**SET EXERCISE**
Copy out all lines that hold "洲的分界线".

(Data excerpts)
:::::

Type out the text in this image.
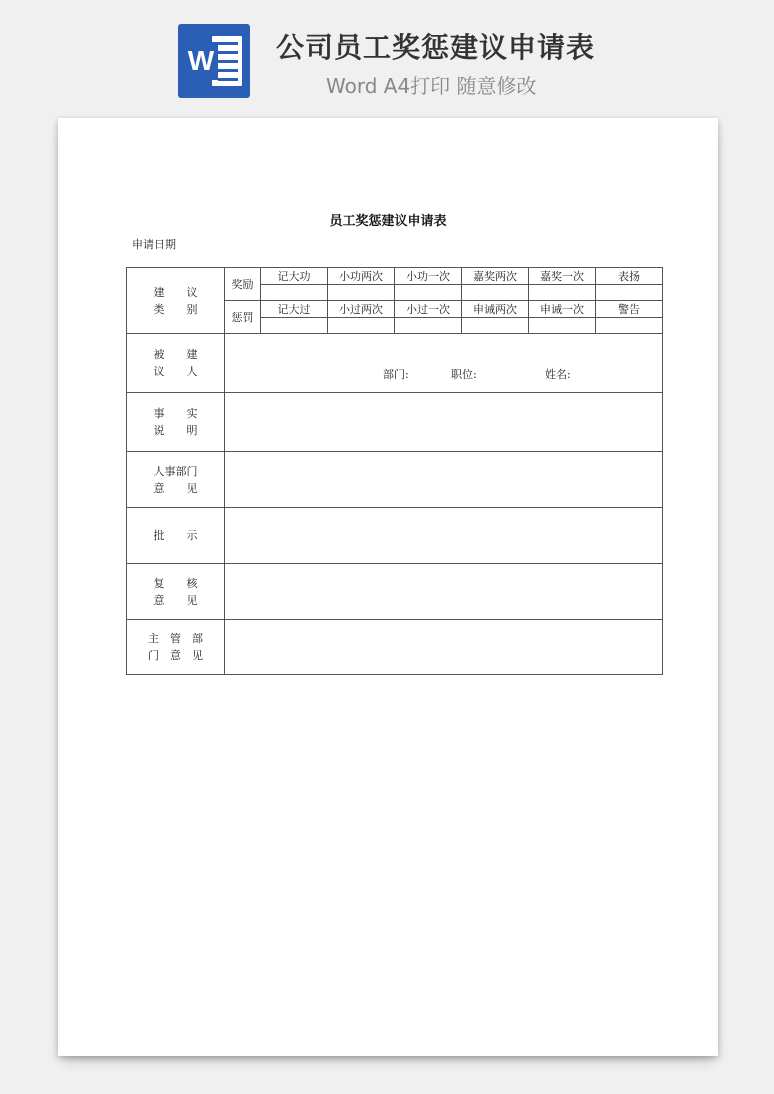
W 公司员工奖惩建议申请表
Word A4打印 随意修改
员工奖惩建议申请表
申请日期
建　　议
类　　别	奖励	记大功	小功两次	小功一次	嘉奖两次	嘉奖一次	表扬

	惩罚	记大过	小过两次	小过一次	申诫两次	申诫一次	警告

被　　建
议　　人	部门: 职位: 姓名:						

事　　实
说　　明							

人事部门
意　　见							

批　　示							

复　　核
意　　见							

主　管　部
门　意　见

:::::

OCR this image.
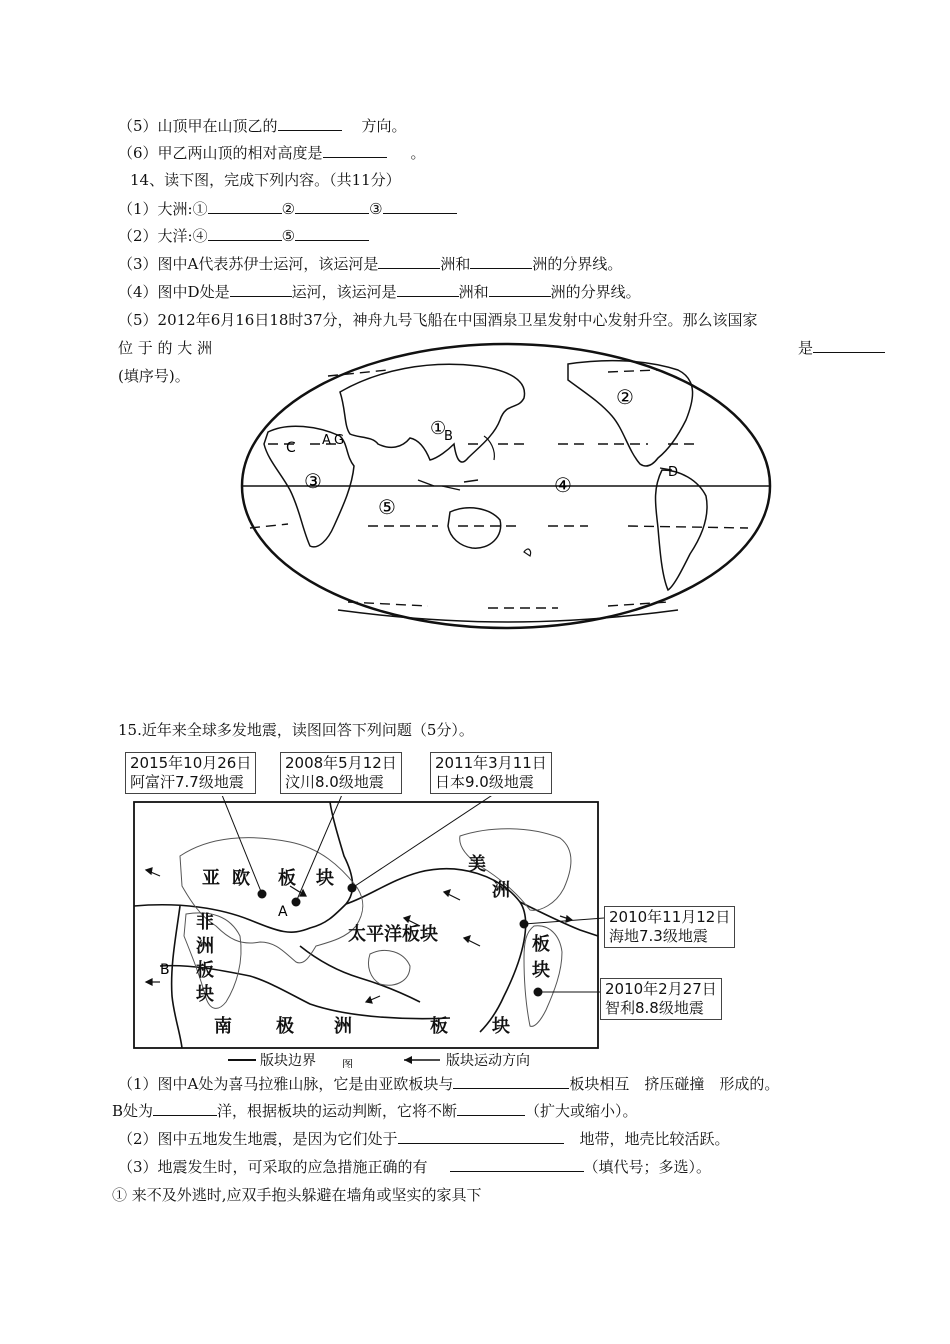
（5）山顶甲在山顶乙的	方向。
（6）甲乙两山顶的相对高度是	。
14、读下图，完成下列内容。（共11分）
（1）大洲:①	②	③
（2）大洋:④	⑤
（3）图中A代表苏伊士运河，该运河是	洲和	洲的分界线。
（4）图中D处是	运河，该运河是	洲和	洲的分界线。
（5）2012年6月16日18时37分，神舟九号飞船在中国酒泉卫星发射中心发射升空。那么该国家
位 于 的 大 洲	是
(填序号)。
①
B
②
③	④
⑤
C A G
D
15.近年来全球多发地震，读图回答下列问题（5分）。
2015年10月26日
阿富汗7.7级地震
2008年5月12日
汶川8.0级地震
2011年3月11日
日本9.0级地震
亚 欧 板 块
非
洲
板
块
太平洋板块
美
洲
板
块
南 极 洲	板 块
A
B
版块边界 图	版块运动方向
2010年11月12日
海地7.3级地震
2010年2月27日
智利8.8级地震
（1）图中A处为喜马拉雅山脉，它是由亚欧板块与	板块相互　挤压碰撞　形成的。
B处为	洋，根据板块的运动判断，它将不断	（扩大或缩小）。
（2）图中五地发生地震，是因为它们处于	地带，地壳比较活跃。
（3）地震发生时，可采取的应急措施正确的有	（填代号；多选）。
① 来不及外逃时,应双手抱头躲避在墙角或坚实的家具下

:::::

**WORKED SOLUTION**
（3）图中A代表苏伊士运河，该运河是	洲和	洲的分界线。
（4）图中D处是	运河，该运河是	洲和	洲的分界线。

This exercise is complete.